--- Begin Supplied records ---

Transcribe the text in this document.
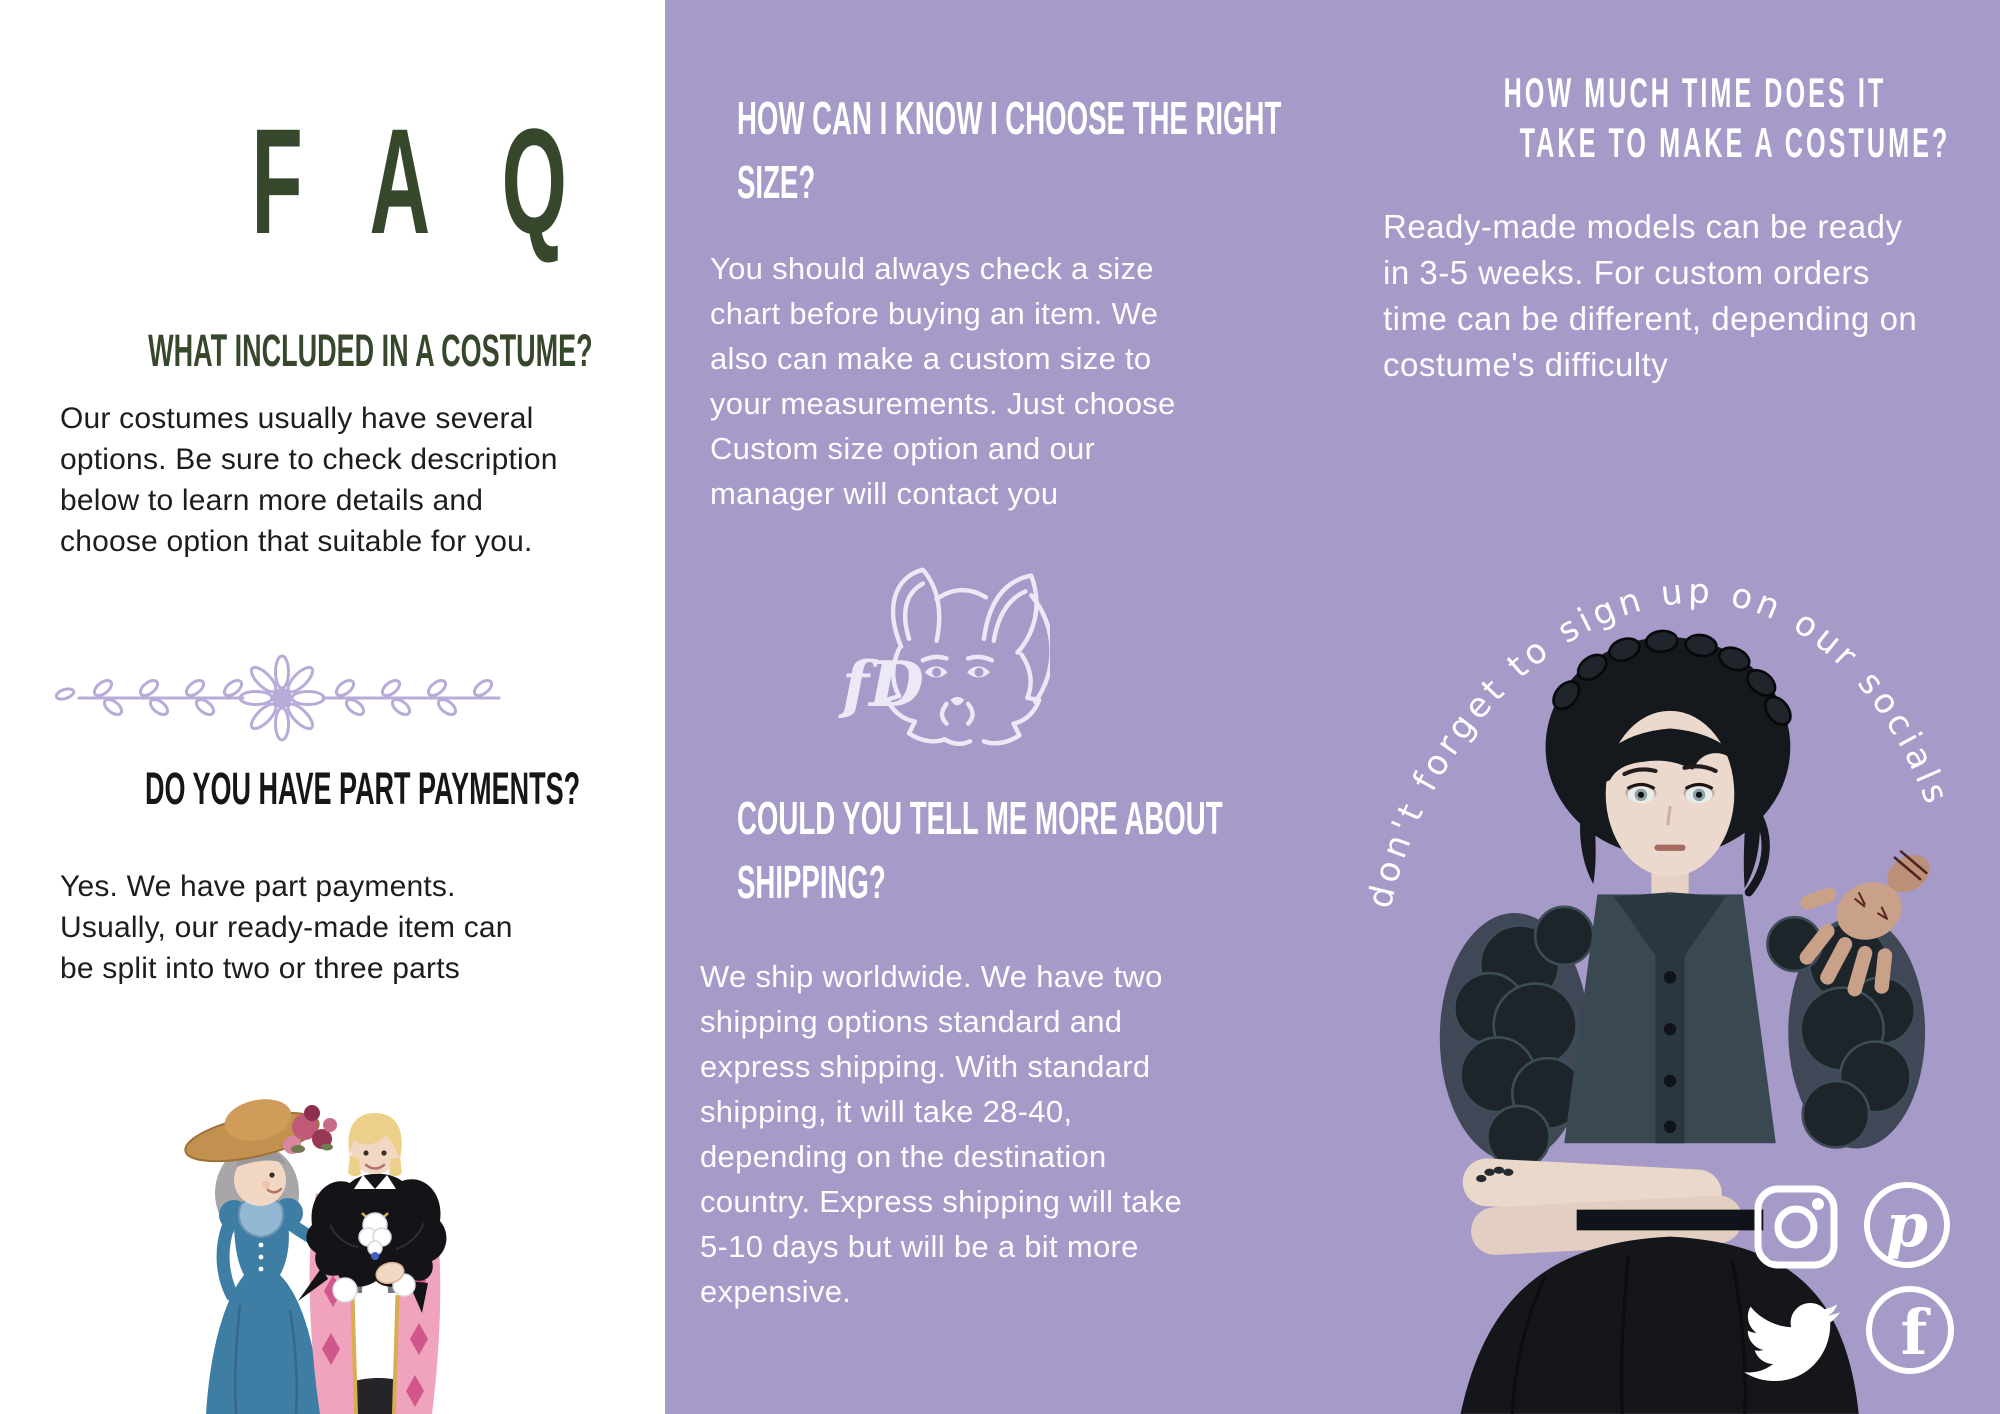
FAQ
WHAT INCLUDED IN A COSTUME?

Our costumes usually have several options. Be sure to check description below to learn more details and choose option that suitable for you.

DO YOU HAVE PART PAYMENTS?

Yes. We have part payments. Usually, our ready-made item can be split into two or three parts

HOW CAN I KNOW I CHOOSE THE RIGHT
SIZE?

You should always check a size chart before buying an item. We also can make a custom size to your measurements. Just choose Custom size option and our manager will contact you

fD
COULD YOU TELL ME MORE ABOUT
SHIPPING?

We ship worldwide. We have two shipping options standard and express shipping. With standard shipping, it will take 28-40, depending on the destination country. Express shipping will take 5-10 days but will be a bit more expensive.

HOW MUCH TIME DOES IT
TAKE TO MAKE A COSTUME?

Ready-made models can be ready in 3-5 weeks. For custom orders time can be different, depending on costume's difficulty

don't forget to sign up on our socials
p
f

--- End Supplied records ---

Every line that holds the word "made" should be extracted.

**Full answer:**
Yes. We have part payments. Usually, our ready-made item can be split into two or three parts
Ready-made models can be ready in 3-5 weeks. For custom orders time can be different, depending on costume's difficulty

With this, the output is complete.